━━ Dataset rows
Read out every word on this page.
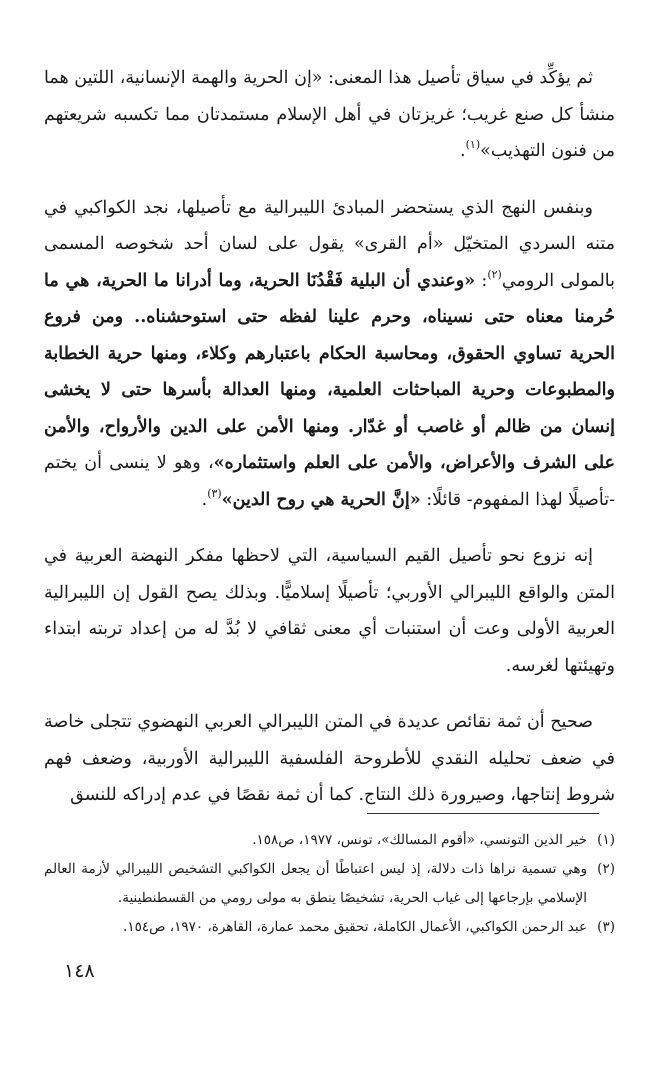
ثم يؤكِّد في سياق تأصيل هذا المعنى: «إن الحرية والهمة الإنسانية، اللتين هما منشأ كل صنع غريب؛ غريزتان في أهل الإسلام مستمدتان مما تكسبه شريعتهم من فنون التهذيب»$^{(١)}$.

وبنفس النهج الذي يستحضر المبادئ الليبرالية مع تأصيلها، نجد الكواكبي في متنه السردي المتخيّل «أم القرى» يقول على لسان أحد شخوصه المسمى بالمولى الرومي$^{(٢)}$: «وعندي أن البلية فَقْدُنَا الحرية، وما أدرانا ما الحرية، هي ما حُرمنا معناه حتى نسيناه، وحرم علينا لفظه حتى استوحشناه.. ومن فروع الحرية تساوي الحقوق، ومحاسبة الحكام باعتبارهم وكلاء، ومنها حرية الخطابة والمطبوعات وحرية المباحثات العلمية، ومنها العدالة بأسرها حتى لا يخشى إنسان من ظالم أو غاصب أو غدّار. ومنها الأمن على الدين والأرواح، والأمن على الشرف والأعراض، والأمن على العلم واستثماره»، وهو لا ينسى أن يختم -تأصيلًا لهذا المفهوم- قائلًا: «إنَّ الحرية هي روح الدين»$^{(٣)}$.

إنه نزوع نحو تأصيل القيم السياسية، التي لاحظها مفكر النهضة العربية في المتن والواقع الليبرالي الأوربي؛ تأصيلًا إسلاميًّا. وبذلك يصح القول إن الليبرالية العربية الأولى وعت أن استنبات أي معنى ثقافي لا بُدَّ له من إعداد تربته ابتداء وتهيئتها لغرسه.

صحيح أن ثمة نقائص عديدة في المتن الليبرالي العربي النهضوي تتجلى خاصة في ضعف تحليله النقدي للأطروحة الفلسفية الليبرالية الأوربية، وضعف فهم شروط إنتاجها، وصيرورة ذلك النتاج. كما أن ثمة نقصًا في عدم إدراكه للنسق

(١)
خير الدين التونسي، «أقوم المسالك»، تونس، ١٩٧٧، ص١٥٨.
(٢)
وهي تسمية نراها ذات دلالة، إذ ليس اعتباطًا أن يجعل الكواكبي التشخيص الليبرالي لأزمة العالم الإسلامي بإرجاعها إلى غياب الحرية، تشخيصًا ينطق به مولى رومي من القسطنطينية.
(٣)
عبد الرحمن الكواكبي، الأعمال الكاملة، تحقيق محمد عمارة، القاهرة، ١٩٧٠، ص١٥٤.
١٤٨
━━━━
━━ Dataset rows
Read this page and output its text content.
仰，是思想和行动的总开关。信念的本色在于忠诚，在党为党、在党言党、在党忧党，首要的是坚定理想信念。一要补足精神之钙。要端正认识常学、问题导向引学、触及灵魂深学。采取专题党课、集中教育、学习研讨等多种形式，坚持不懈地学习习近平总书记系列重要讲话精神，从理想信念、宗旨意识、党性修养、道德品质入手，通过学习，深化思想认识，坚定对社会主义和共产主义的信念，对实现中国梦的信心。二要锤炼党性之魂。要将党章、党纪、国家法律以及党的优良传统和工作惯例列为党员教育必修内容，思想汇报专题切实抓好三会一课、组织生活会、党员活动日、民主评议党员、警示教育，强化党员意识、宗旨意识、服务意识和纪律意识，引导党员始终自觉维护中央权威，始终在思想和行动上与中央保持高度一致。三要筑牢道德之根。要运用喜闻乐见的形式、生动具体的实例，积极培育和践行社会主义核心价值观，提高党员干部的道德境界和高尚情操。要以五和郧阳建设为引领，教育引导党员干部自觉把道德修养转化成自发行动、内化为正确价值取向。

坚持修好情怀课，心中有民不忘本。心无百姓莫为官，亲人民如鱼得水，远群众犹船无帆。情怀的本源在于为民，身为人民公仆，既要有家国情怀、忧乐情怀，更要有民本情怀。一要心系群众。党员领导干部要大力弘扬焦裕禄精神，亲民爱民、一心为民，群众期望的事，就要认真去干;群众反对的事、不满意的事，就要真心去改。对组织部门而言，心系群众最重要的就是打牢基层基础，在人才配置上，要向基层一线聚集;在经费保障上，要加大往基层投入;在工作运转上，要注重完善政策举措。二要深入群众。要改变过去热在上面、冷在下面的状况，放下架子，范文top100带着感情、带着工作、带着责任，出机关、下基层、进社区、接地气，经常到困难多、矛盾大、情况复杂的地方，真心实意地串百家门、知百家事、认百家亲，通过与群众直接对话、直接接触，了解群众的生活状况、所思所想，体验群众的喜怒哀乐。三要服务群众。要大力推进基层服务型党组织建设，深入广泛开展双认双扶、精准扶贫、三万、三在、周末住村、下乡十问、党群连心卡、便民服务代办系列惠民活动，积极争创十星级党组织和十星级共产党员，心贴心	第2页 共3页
━━━━
Task goal:
Using the entries above, return each line that includes the word "Read".

Problem solution:
Read out every word on this page.
Read this page and output its text content.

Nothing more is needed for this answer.